▶ **Brief**:
Gather all lines with "该学习的时候学习" from the records.

▶ **Data supplied**:
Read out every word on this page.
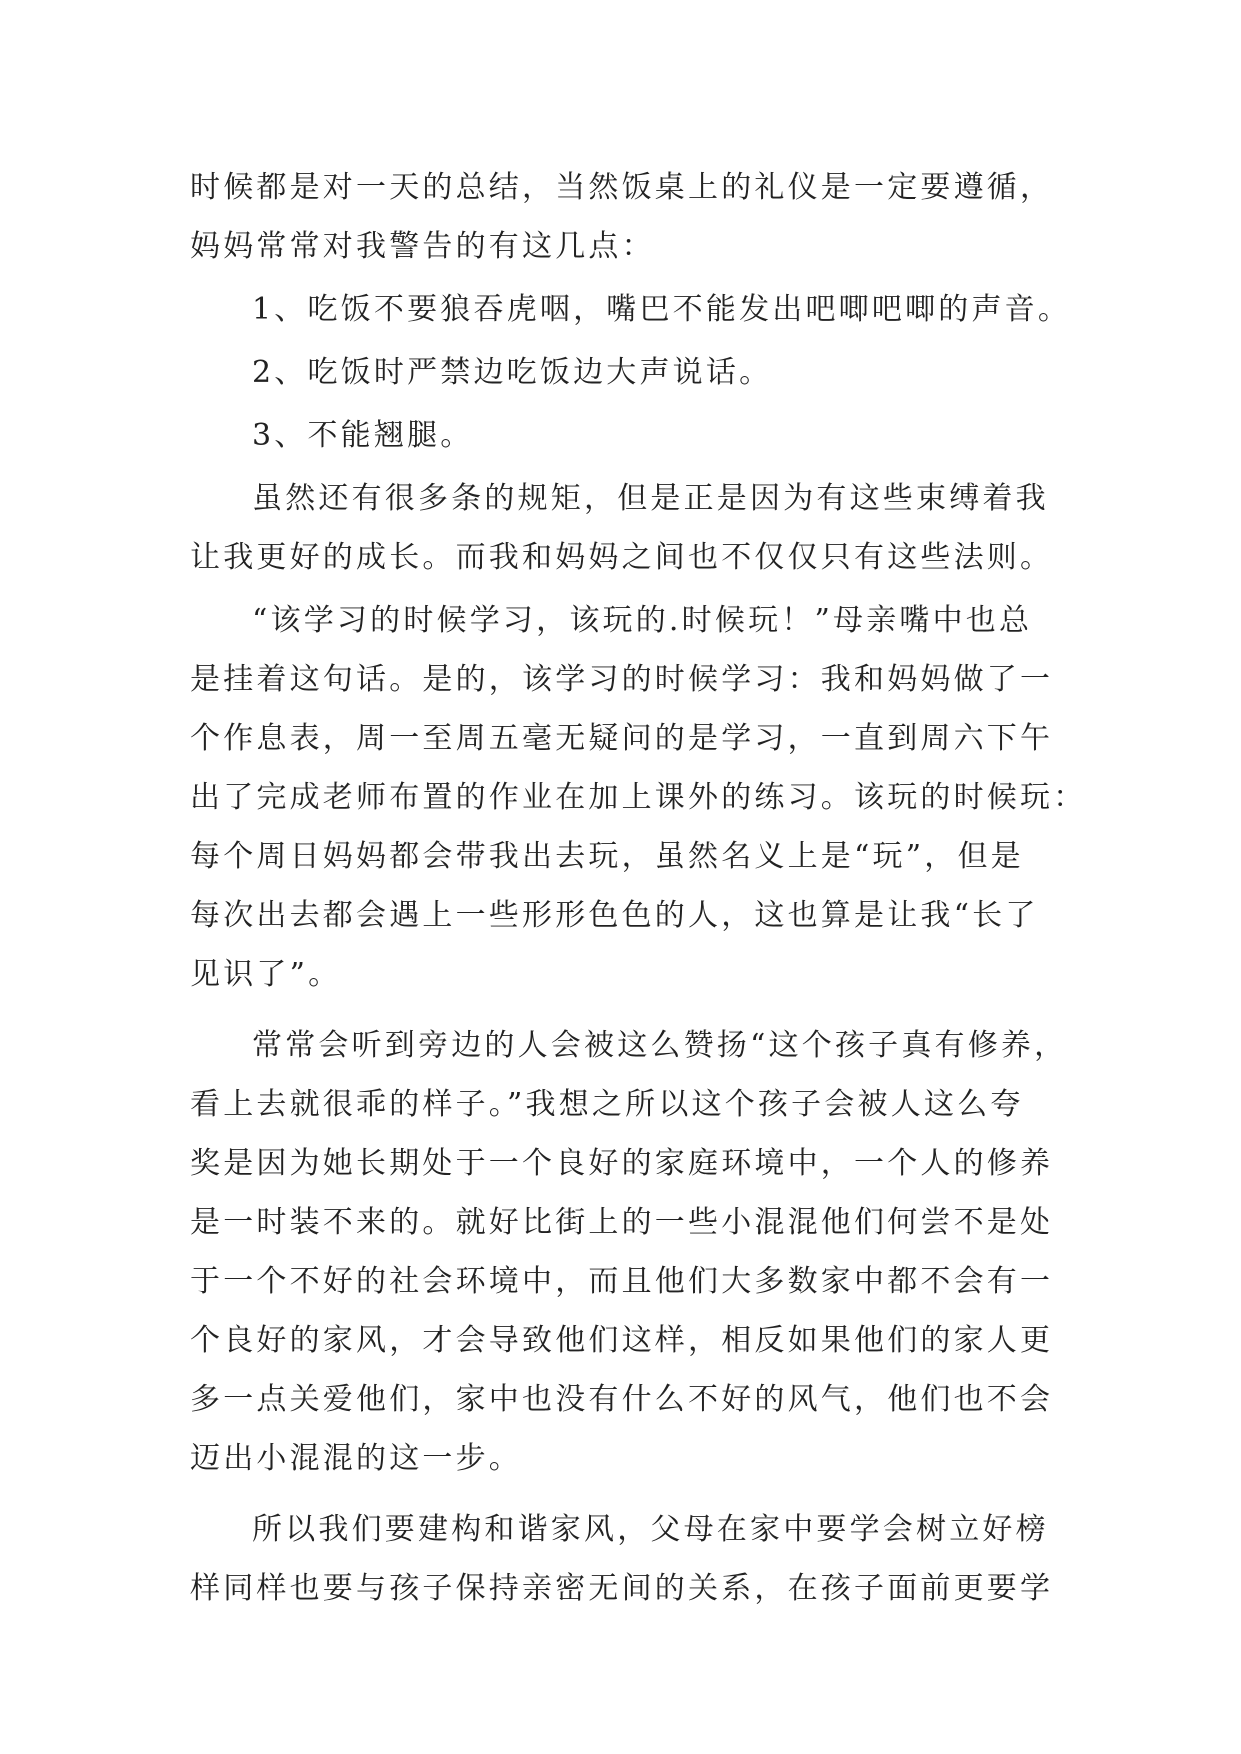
时候都是对一天的总结，当然饭桌上的礼仪是一定要遵循，
妈妈常常对我警告的有这几点：
1、吃饭不要狼吞虎咽，嘴巴不能发出吧唧吧唧的声音。
2、吃饭时严禁边吃饭边大声说话。
3、不能翘腿。
虽然还有很多条的规矩，但是正是因为有这些束缚着我
让我更好的成长。而我和妈妈之间也不仅仅只有这些法则。
“该学习的时候学习，该玩的.时候玩！”母亲嘴中也总
是挂着这句话。是的，该学习的时候学习：我和妈妈做了一
个作息表，周一至周五毫无疑问的是学习，一直到周六下午
出了完成老师布置的作业在加上课外的练习。该玩的时候玩：
每个周日妈妈都会带我出去玩，虽然名义上是“玩”，但是
每次出去都会遇上一些形形色色的人，这也算是让我“长了
见识了”。
常常会听到旁边的人会被这么赞扬“这个孩子真有修养，
看上去就很乖的样子。”我想之所以这个孩子会被人这么夸
奖是因为她长期处于一个良好的家庭环境中，一个人的修养
是一时装不来的。就好比街上的一些小混混他们何尝不是处
于一个不好的社会环境中，而且他们大多数家中都不会有一
个良好的家风，才会导致他们这样，相反如果他们的家人更
多一点关爱他们，家中也没有什么不好的风气，他们也不会
迈出小混混的这一步。
所以我们要建构和谐家风，父母在家中要学会树立好榜
样同样也要与孩子保持亲密无间的关系，在孩子面前更要学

▶ **Output of the task**:
“该学习的时候学习，该玩的.时候玩！”母亲嘴中也总
是挂着这句话。是的，该学习的时候学习：我和妈妈做了一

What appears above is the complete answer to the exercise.